**Task directions**
Repeat the listing that follows, character for character, minus the pictures.

**Provided data**
# # # # # # #
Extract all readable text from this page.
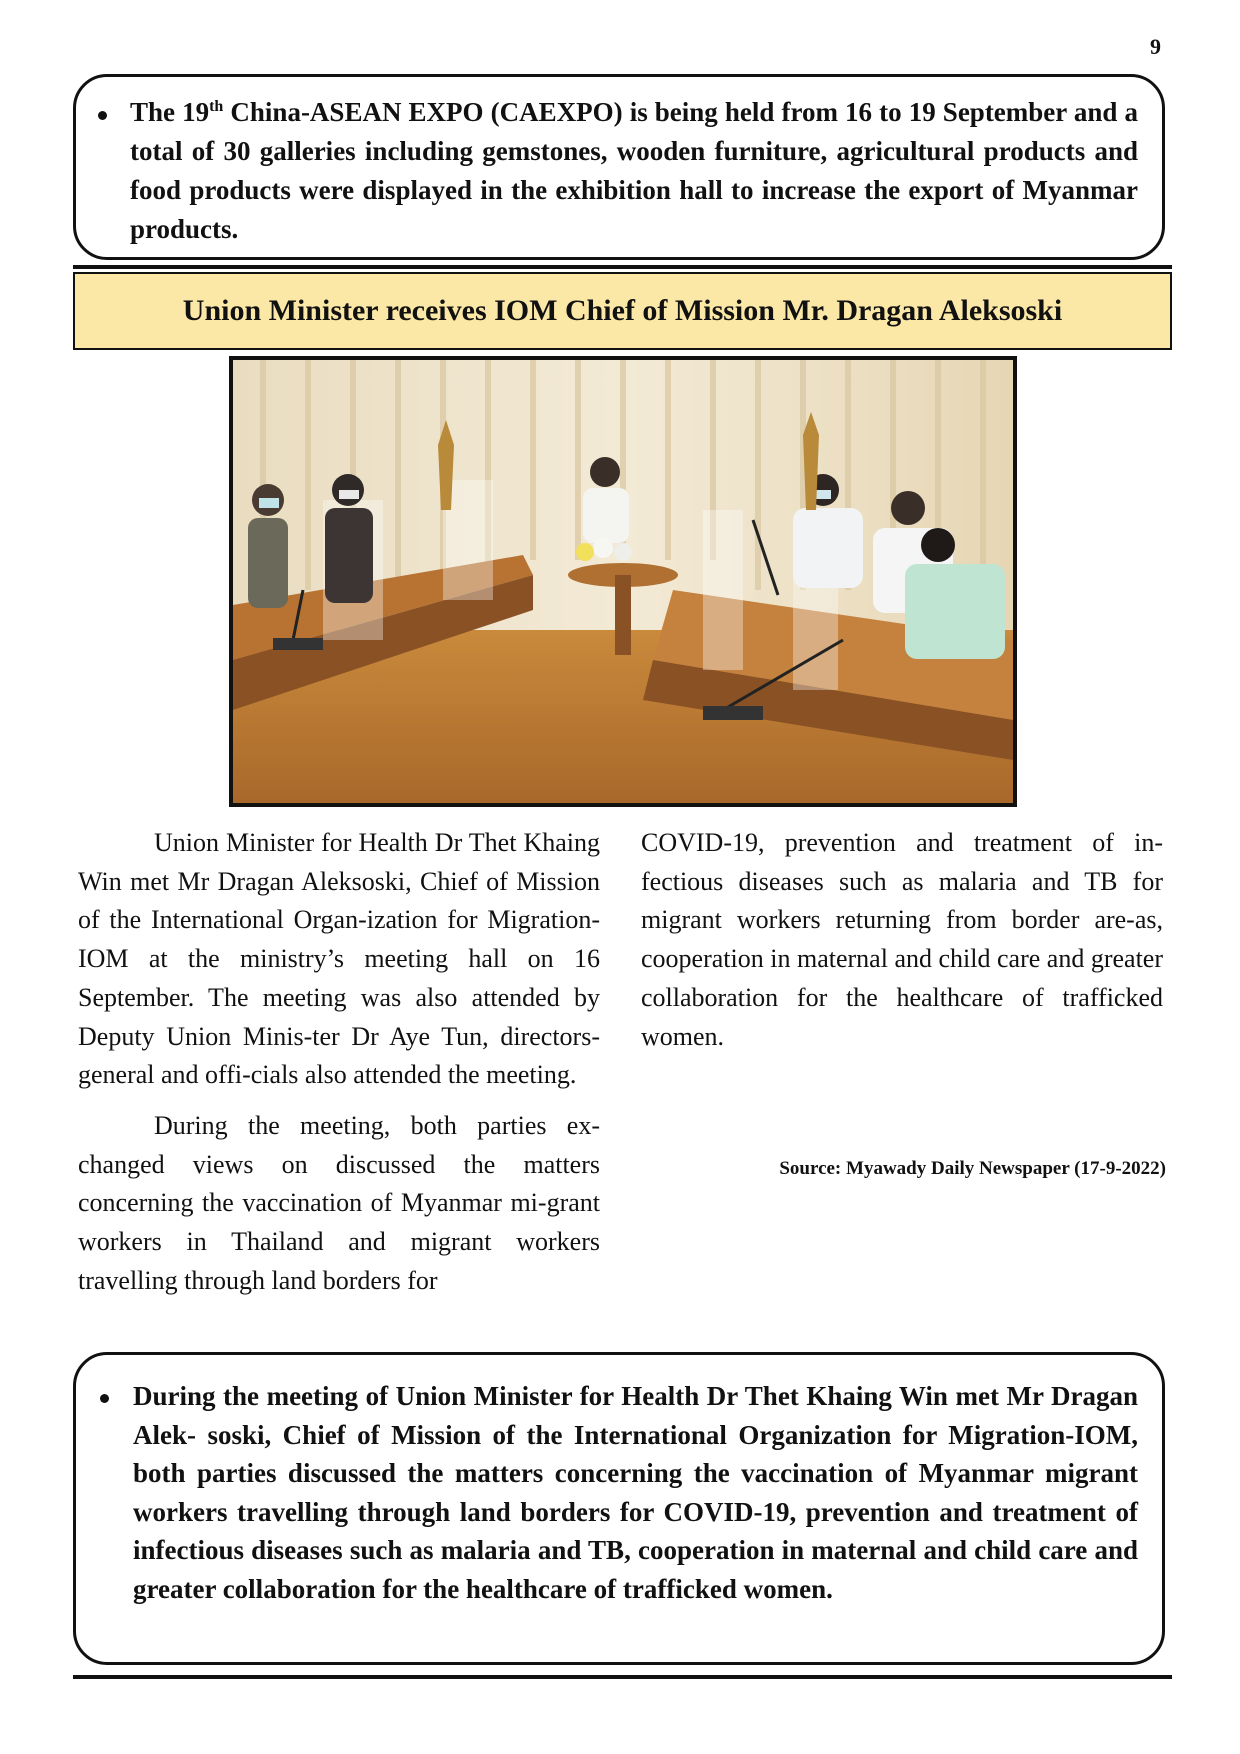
9
The 19th China-ASEAN EXPO (CAEXPO) is being held from 16 to 19 September and a total of 30 galleries including gemstones, wooden furniture, agricultural products and food products were displayed in the exhibition hall to increase the export of Myanmar products.
Union Minister receives IOM Chief of Mission Mr. Dragan Aleksoski

Union Minister for Health Dr Thet Khaing Win met Mr Dragan Aleksoski, Chief of Mission of the International Organ-ization for Migration-IOM at the ministry’s meeting hall on 16 September. The meeting was also attended by Deputy Union Minis-ter Dr Aye Tun, directors-general and offi-cials also attended the meeting.

During the meeting, both parties ex-changed views on discussed the matters concerning the vaccination of Myanmar mi-grant workers in Thailand and migrant workers travelling through land borders for

COVID-19, prevention and treatment of in-fectious diseases such as malaria and TB for migrant workers returning from border are-as, cooperation in maternal and child care and greater collaboration for the healthcare of trafficked women.

Source: Myawady Daily Newspaper (17-9-2022)
During the meeting of Union Minister for Health Dr Thet Khaing Win met Mr Dragan Alek- soski, Chief of Mission of the International Organization for Migration-IOM, both parties discussed the matters concerning the vaccination of Myanmar migrant workers travelling through land borders for COVID-19, prevention and treatment of infectious diseases such as malaria and TB, cooperation in maternal and child care and greater collaboration for the healthcare of trafficked women.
# # # # # # #
**Solution for this exercise**
Extract all readable text from this page.
9
The 19th China-ASEAN EXPO (CAEXPO) is being held from 16 to 19 September and a total of 30 galleries including gemstones, wooden furniture, agricultural products and food products were displayed in the exhibition hall to increase the export of Myanmar products.
Union Minister receives IOM Chief of Mission Mr. Dragan Aleksoski

Union Minister for Health Dr Thet Khaing Win met Mr Dragan Aleksoski, Chief of Mission of the International Organ-ization for Migration-IOM at the ministry’s meeting hall on 16 September. The meeting was also attended by Deputy Union Minis-ter Dr Aye Tun, directors-general and offi-cials also attended the meeting.

During the meeting, both parties ex-changed views on discussed the matters concerning the vaccination of Myanmar mi-grant workers in Thailand and migrant workers travelling through land borders for

COVID-19, prevention and treatment of in-fectious diseases such as malaria and TB for migrant workers returning from border are-as, cooperation in maternal and child care and greater collaboration for the healthcare of trafficked women.

Source: Myawady Daily Newspaper (17-9-2022)
During the meeting of Union Minister for Health Dr Thet Khaing Win met Mr Dragan Alek- soski, Chief of Mission of the International Organization for Migration-IOM, both parties discussed the matters concerning the vaccination of Myanmar migrant workers travelling through land borders for COVID-19, prevention and treatment of infectious diseases such as malaria and TB, cooperation in maternal and child care and greater collaboration for the healthcare of trafficked women.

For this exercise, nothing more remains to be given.